[BEGIN]
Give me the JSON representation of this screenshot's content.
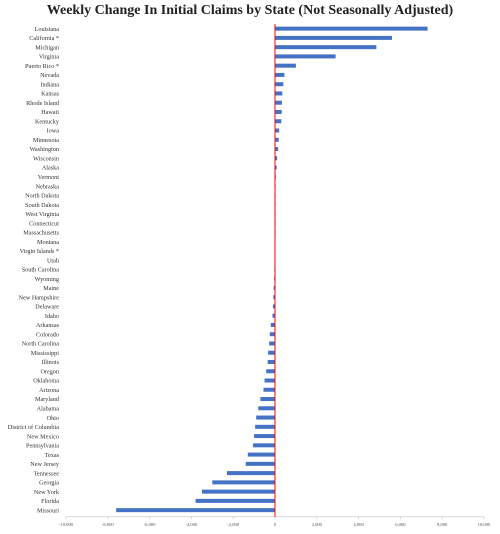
{
  "chart_data": {
    "type": "bar",
    "orientation": "horizontal",
    "title": "Weekly Change In Initial Claims by State (Not Seasonally Adjusted)",
    "xlabel": "",
    "ylabel": "",
    "xlim": [
      -10000,
      10000
    ],
    "xticks": [
      -10000,
      -8000,
      -6000,
      -4000,
      -2000,
      0,
      2000,
      4000,
      6000,
      8000,
      10000
    ],
    "xtick_labels": [
      "-10,000",
      "-8,000",
      "-6,000",
      "-4,000",
      "-2,000",
      "0",
      "2,000",
      "4,000",
      "6,000",
      "8,000",
      "10,000"
    ],
    "grid": false,
    "legend": "none",
    "bar_color": "#4472C4",
    "zero_line_color": "#FF0000",
    "categories": [
      "Louisiana",
      "California *",
      "Michigan",
      "Virginia",
      "Puerto Rico *",
      "Nevada",
      "Indiana",
      "Kansas",
      "Rhode Island",
      "Hawaii",
      "Kentucky",
      "Iowa",
      "Minnesota",
      "Washington",
      "Wisconsin",
      "Alaska",
      "Vermont",
      "Nebraska",
      "North Dakota",
      "South Dakota",
      "West Virginia",
      "Connecticut",
      "Massachusetts",
      "Montana",
      "Virgin Islands *",
      "Utah",
      "South Carolina",
      "Wyoming",
      "Maine",
      "New Hampshire",
      "Delaware",
      "Idaho",
      "Arkansas",
      "Colorado",
      "North Carolina",
      "Mississippi",
      "Illinois",
      "Oregon",
      "Oklahoma",
      "Arizona",
      "Maryland",
      "Alabama",
      "Ohio",
      "District of Columbia",
      "New Mexico",
      "Pennsylvania",
      "Texas",
      "New Jersey",
      "Tennessee",
      "Georgia",
      "New York",
      "Florida",
      "Missouri"
    ],
    "values": [
      7300,
      5600,
      4850,
      2900,
      1000,
      450,
      400,
      350,
      330,
      320,
      300,
      200,
      180,
      150,
      100,
      80,
      40,
      30,
      20,
      15,
      10,
      5,
      5,
      0,
      0,
      -20,
      -30,
      -40,
      -60,
      -80,
      -100,
      -120,
      -200,
      -250,
      -280,
      -330,
      -350,
      -420,
      -500,
      -550,
      -700,
      -800,
      -900,
      -950,
      -1000,
      -1050,
      -1300,
      -1400,
      -2300,
      -3000,
      -3500,
      -3800,
      -7600
    ]
  }
}
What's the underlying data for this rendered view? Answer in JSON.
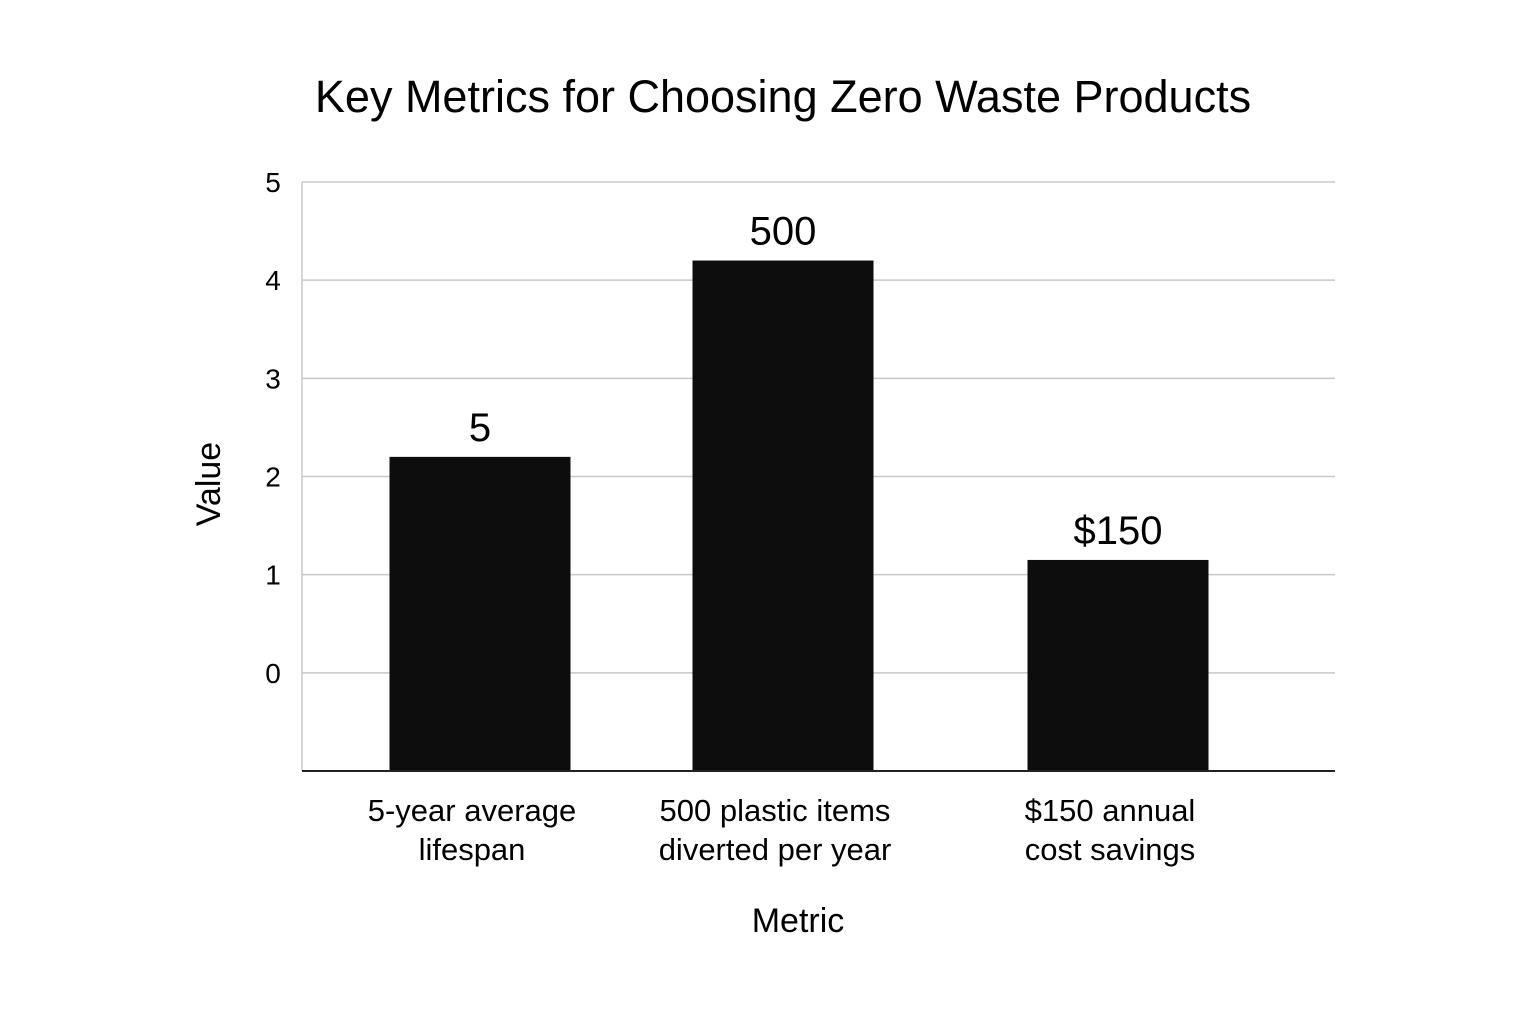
{
  "chart_data": {
    "type": "bar",
    "title": "Key Metrics for Choosing Zero Waste Products",
    "xlabel": "Metric",
    "ylabel": "Value",
    "categories": [
      [
        "5-year average",
        "lifespan"
      ],
      [
        "500 plastic items",
        "diverted per year"
      ],
      [
        "$150 annual",
        "cost savings"
      ]
    ],
    "values": [
      2.2,
      4.2,
      1.15
    ],
    "data_labels": [
      "5",
      "500",
      "$150"
    ],
    "yticks": [
      "0",
      "1",
      "2",
      "3",
      "4",
      "5"
    ],
    "ylim": [
      -1,
      5
    ],
    "grid": true,
    "bar_color": "#0d0d0d",
    "grid_color": "#c8c8c8"
  }
}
[END]
What to produce:
Give an exact reproduction of every line, leaving out any picture.

Result:
Give me the JSON representation of this screenshot's content.
{
  "chart_data": {
    "type": "bar",
    "orientation": "horizontal",
    "title": "Weekly Change In Initial Claims by State (Not Seasonally Adjusted)",
    "xlabel": "",
    "ylabel": "",
    "xlim": [
      -10000,
      10000
    ],
    "xticks": [
      -10000,
      -8000,
      -6000,
      -4000,
      -2000,
      0,
      2000,
      4000,
      6000,
      8000,
      10000
    ],
    "xtick_labels": [
      "-10,000",
      "-8,000",
      "-6,000",
      "-4,000",
      "-2,000",
      "0",
      "2,000",
      "4,000",
      "6,000",
      "8,000",
      "10,000"
    ],
    "grid": false,
    "legend": "none",
    "bar_color": "#4472C4",
    "zero_line_color": "#FF0000",
    "categories": [
      "Louisiana",
      "California *",
      "Michigan",
      "Virginia",
      "Puerto Rico *",
      "Nevada",
      "Indiana",
      "Kansas",
      "Rhode Island",
      "Hawaii",
      "Kentucky",
      "Iowa",
      "Minnesota",
      "Washington",
      "Wisconsin",
      "Alaska",
      "Vermont",
      "Nebraska",
      "North Dakota",
      "South Dakota",
      "West Virginia",
      "Connecticut",
      "Massachusetts",
      "Montana",
      "Virgin Islands *",
      "Utah",
      "South Carolina",
      "Wyoming",
      "Maine",
      "New Hampshire",
      "Delaware",
      "Idaho",
      "Arkansas",
      "Colorado",
      "North Carolina",
      "Mississippi",
      "Illinois",
      "Oregon",
      "Oklahoma",
      "Arizona",
      "Maryland",
      "Alabama",
      "Ohio",
      "District of Columbia",
      "New Mexico",
      "Pennsylvania",
      "Texas",
      "New Jersey",
      "Tennessee",
      "Georgia",
      "New York",
      "Florida",
      "Missouri"
    ],
    "values": [
      7300,
      5600,
      4850,
      2900,
      1000,
      450,
      400,
      350,
      330,
      320,
      300,
      200,
      180,
      150,
      100,
      80,
      40,
      30,
      20,
      15,
      10,
      5,
      5,
      0,
      0,
      -20,
      -30,
      -40,
      -60,
      -80,
      -100,
      -120,
      -200,
      -250,
      -280,
      -330,
      -350,
      -420,
      -500,
      -550,
      -700,
      -800,
      -900,
      -950,
      -1000,
      -1050,
      -1300,
      -1400,
      -2300,
      -3000,
      -3500,
      -3800,
      -7600
    ]
  }
}
What's the underlying data for this rendered view? Answer in JSON.
{
  "chart_data": {
    "type": "bar",
    "title": "Key Metrics for Choosing Zero Waste Products",
    "xlabel": "Metric",
    "ylabel": "Value",
    "categories": [
      [
        "5-year average",
        "lifespan"
      ],
      [
        "500 plastic items",
        "diverted per year"
      ],
      [
        "$150 annual",
        "cost savings"
      ]
    ],
    "values": [
      2.2,
      4.2,
      1.15
    ],
    "data_labels": [
      "5",
      "500",
      "$150"
    ],
    "yticks": [
      "0",
      "1",
      "2",
      "3",
      "4",
      "5"
    ],
    "ylim": [
      -1,
      5
    ],
    "grid": true,
    "bar_color": "#0d0d0d",
    "grid_color": "#c8c8c8"
  }
}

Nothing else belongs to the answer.